-- START OF Data section --

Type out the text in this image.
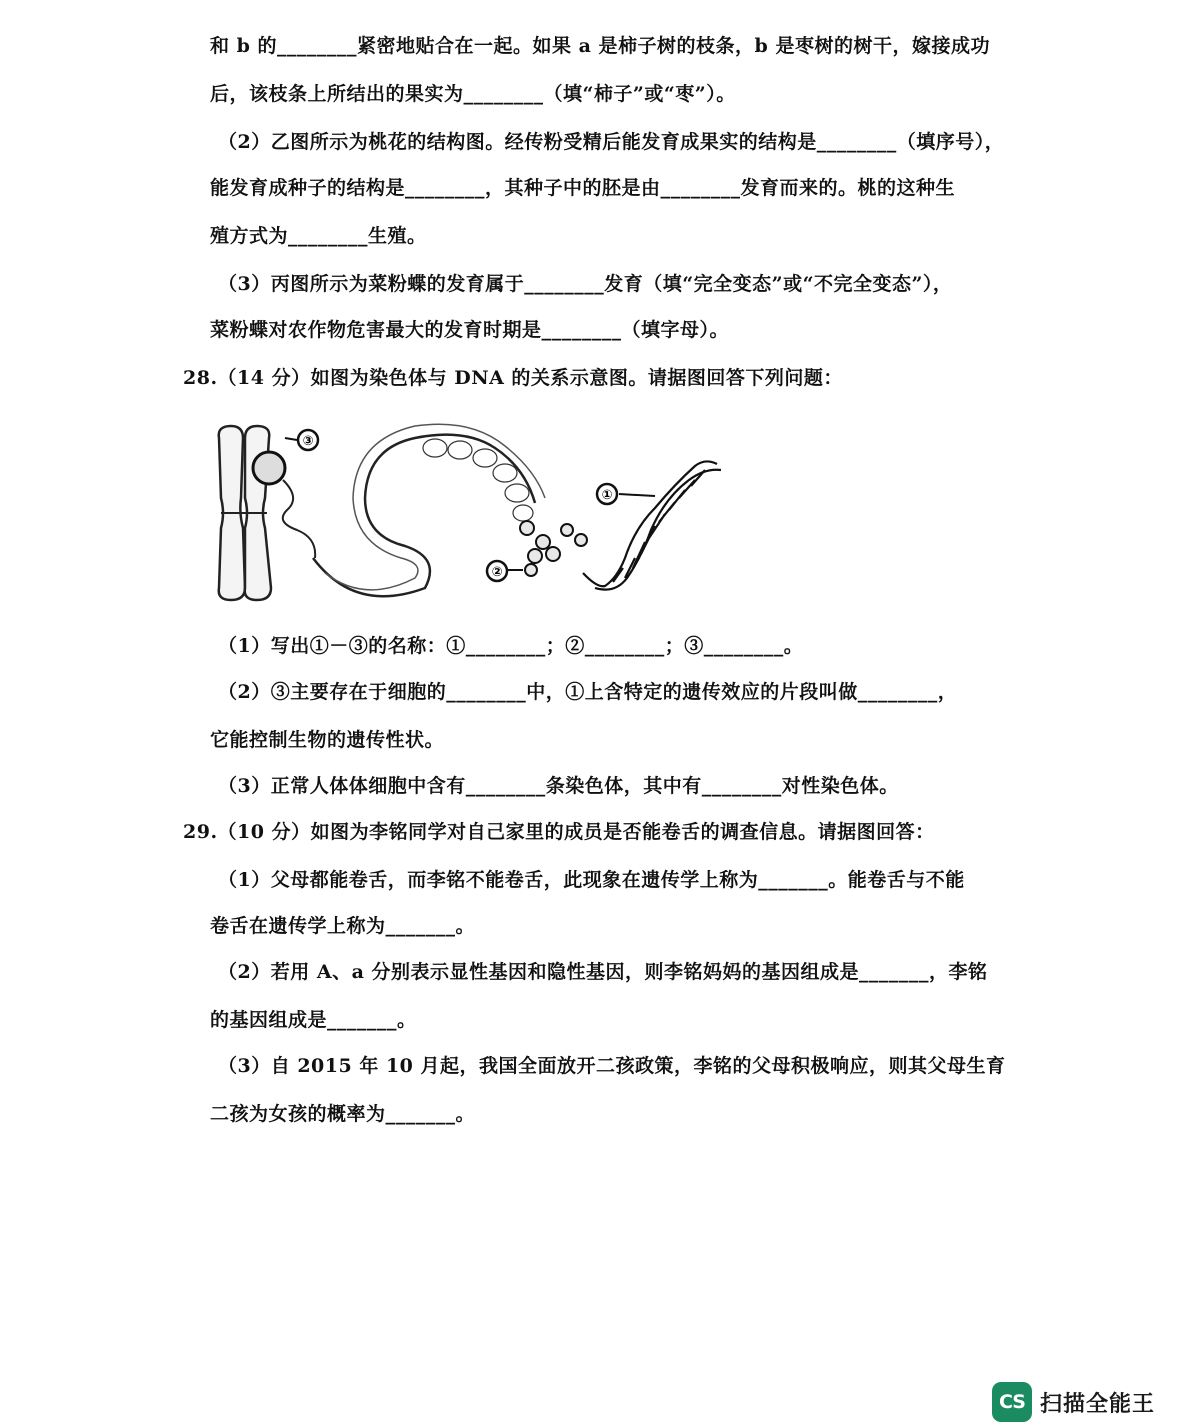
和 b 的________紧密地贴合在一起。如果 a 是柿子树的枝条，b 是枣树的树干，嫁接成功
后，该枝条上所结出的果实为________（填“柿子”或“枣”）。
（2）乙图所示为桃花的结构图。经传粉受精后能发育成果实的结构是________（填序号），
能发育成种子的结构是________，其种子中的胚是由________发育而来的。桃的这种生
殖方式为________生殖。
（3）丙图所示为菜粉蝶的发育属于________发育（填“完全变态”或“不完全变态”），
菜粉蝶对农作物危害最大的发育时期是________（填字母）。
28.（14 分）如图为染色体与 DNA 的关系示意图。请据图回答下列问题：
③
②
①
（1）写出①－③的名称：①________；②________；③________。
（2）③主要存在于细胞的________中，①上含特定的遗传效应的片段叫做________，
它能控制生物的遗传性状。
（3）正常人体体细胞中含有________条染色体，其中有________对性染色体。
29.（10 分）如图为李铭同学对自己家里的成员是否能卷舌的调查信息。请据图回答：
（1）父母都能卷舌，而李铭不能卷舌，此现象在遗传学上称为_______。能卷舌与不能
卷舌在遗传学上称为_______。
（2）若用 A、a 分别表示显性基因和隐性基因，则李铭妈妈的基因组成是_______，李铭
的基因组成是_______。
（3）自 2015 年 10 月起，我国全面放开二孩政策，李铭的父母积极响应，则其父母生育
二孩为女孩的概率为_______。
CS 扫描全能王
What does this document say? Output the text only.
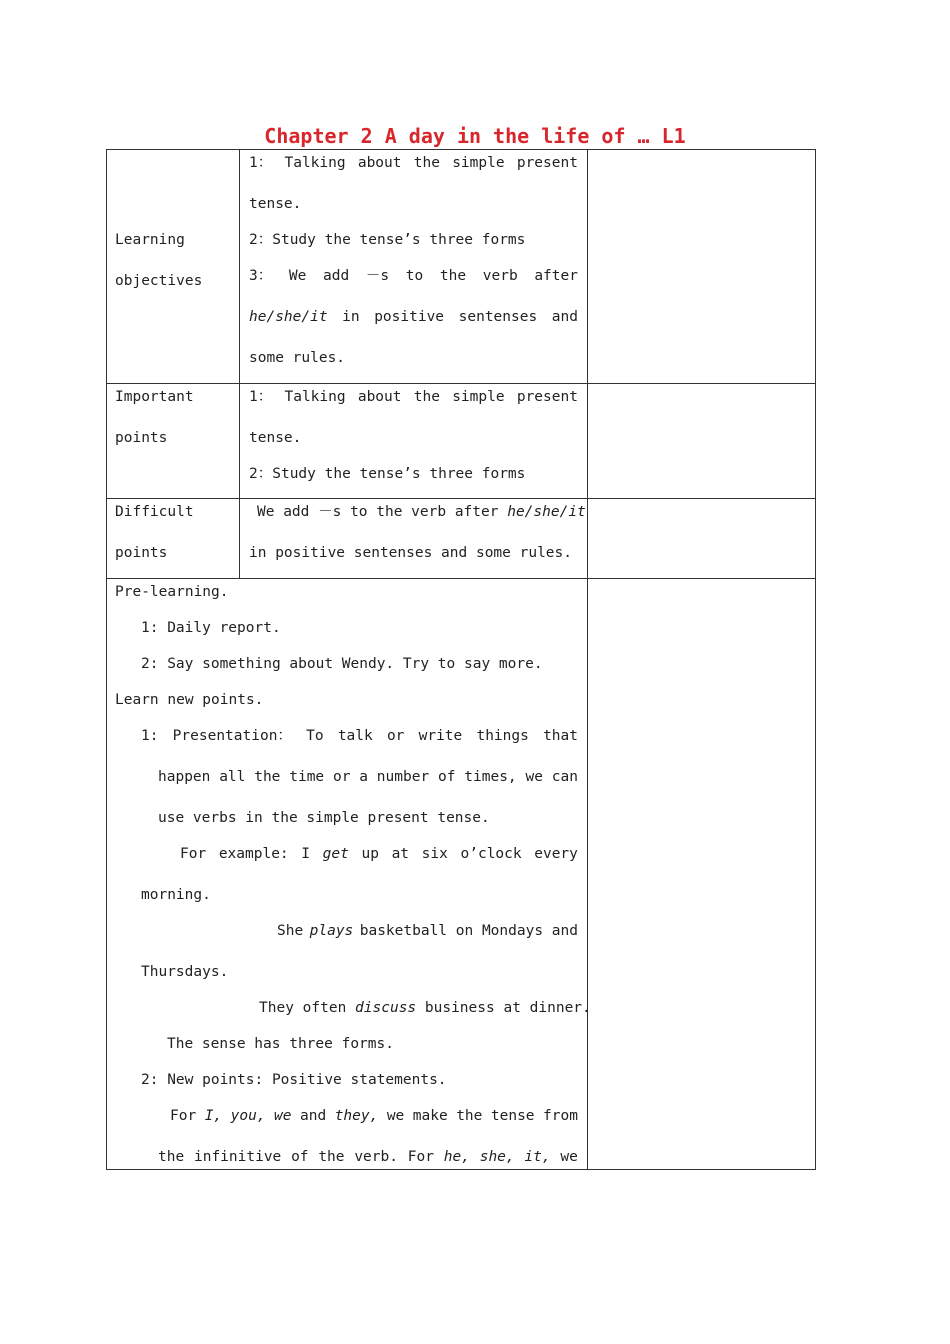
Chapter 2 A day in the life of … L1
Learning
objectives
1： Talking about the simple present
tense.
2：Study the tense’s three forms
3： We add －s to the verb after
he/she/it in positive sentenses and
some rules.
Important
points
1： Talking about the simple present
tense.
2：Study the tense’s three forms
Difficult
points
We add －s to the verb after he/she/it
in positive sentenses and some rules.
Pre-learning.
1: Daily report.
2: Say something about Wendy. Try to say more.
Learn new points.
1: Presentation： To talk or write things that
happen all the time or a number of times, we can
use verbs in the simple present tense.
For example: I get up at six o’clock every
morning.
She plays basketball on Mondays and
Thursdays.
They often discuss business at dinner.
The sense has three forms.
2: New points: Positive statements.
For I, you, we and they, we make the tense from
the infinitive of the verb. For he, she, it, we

-- END OF Data section --
-- START OF Data section --

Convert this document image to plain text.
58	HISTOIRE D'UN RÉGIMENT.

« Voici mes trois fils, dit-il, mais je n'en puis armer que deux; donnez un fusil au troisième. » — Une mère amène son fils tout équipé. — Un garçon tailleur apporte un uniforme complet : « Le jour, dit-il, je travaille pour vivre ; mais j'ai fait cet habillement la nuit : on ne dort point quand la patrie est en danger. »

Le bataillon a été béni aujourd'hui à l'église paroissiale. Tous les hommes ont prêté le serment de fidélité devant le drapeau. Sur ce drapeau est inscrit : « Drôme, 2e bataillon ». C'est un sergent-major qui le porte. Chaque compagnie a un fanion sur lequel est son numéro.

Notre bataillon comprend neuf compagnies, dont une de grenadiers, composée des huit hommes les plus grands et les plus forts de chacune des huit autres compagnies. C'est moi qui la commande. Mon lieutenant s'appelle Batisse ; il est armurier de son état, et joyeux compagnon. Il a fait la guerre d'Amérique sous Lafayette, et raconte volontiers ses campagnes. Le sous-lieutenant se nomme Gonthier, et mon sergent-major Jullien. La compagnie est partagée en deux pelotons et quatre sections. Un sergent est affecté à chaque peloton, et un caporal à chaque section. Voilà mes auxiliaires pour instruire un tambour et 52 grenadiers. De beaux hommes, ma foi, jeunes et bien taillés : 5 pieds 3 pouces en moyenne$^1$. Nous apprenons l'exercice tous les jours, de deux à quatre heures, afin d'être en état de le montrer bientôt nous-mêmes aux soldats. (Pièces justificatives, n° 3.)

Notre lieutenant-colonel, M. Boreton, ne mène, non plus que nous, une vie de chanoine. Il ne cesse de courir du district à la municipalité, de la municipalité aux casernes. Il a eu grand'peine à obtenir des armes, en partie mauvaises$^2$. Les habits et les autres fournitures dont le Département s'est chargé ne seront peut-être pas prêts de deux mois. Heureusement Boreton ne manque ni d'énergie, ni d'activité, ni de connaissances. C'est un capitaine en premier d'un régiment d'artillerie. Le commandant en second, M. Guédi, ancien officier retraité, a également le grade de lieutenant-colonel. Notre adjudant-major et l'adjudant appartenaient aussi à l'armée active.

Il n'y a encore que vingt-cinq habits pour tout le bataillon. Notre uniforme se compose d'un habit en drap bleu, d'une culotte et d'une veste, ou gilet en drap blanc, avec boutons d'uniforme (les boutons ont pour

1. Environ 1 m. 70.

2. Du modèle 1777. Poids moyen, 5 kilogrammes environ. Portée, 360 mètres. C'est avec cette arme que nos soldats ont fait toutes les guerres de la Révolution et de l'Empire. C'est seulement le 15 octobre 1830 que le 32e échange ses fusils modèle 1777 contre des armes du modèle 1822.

-- END OF Data section --

• [Given task]: Copy out all lines that carry the word "rules".

• [Worked answer]:
some rules.
in positive sentenses and some rules.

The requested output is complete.